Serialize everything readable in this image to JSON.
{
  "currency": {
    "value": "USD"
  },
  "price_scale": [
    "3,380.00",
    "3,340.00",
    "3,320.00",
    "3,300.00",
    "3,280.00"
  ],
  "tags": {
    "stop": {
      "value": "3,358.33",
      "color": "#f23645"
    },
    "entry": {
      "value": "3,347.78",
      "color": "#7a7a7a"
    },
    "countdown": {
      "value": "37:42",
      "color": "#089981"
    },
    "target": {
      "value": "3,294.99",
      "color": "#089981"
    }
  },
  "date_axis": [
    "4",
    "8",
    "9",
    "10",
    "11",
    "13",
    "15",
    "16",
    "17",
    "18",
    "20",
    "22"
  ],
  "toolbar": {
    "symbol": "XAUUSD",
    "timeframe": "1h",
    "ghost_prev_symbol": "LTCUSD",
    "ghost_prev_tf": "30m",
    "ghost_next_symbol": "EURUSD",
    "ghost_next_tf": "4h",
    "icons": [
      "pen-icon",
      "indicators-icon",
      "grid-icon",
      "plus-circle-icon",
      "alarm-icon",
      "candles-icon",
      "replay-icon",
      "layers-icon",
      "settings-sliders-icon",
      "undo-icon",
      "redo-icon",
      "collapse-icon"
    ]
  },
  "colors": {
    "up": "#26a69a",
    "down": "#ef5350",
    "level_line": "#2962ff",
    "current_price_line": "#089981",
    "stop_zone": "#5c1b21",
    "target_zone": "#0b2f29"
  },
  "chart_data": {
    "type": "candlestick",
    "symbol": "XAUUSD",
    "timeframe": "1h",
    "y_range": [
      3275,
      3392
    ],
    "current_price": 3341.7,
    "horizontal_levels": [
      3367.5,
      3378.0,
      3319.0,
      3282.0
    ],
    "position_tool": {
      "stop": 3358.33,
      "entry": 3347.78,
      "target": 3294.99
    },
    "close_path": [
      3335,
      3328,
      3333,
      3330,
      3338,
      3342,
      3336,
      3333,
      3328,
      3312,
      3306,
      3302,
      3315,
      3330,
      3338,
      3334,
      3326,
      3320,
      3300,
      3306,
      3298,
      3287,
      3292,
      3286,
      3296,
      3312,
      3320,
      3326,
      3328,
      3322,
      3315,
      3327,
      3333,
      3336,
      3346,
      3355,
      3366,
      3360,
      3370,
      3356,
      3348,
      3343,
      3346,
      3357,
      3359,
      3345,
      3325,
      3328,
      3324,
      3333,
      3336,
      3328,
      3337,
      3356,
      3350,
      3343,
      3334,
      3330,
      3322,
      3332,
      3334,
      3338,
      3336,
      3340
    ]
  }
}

|---|

**Written instruction**
Reproduce the full listing exactly.

**Exercise response**
Serialize everything readable in this image to JSON.
{
  "currency": {
    "value": "USD"
  },
  "price_scale": [
    "3,380.00",
    "3,340.00",
    "3,320.00",
    "3,300.00",
    "3,280.00"
  ],
  "tags": {
    "stop": {
      "value": "3,358.33",
      "color": "#f23645"
    },
    "entry": {
      "value": "3,347.78",
      "color": "#7a7a7a"
    },
    "countdown": {
      "value": "37:42",
      "color": "#089981"
    },
    "target": {
      "value": "3,294.99",
      "color": "#089981"
    }
  },
  "date_axis": [
    "4",
    "8",
    "9",
    "10",
    "11",
    "13",
    "15",
    "16",
    "17",
    "18",
    "20",
    "22"
  ],
  "toolbar": {
    "symbol": "XAUUSD",
    "timeframe": "1h",
    "ghost_prev_symbol": "LTCUSD",
    "ghost_prev_tf": "30m",
    "ghost_next_symbol": "EURUSD",
    "ghost_next_tf": "4h",
    "icons": [
      "pen-icon",
      "indicators-icon",
      "grid-icon",
      "plus-circle-icon",
      "alarm-icon",
      "candles-icon",
      "replay-icon",
      "layers-icon",
      "settings-sliders-icon",
      "undo-icon",
      "redo-icon",
      "collapse-icon"
    ]
  },
  "colors": {
    "up": "#26a69a",
    "down": "#ef5350",
    "level_line": "#2962ff",
    "current_price_line": "#089981",
    "stop_zone": "#5c1b21",
    "target_zone": "#0b2f29"
  },
  "chart_data": {
    "type": "candlestick",
    "symbol": "XAUUSD",
    "timeframe": "1h",
    "y_range": [
      3275,
      3392
    ],
    "current_price": 3341.7,
    "horizontal_levels": [
      3367.5,
      3378.0,
      3319.0,
      3282.0
    ],
    "position_tool": {
      "stop": 3358.33,
      "entry": 3347.78,
      "target": 3294.99
    },
    "close_path": [
      3335,
      3328,
      3333,
      3330,
      3338,
      3342,
      3336,
      3333,
      3328,
      3312,
      3306,
      3302,
      3315,
      3330,
      3338,
      3334,
      3326,
      3320,
      3300,
      3306,
      3298,
      3287,
      3292,
      3286,
      3296,
      3312,
      3320,
      3326,
      3328,
      3322,
      3315,
      3327,
      3333,
      3336,
      3346,
      3355,
      3366,
      3360,
      3370,
      3356,
      3348,
      3343,
      3346,
      3357,
      3359,
      3345,
      3325,
      3328,
      3324,
      3333,
      3336,
      3328,
      3337,
      3356,
      3350,
      3343,
      3334,
      3330,
      3322,
      3332,
      3334,
      3338,
      3336,
      3340
    ]
  }
}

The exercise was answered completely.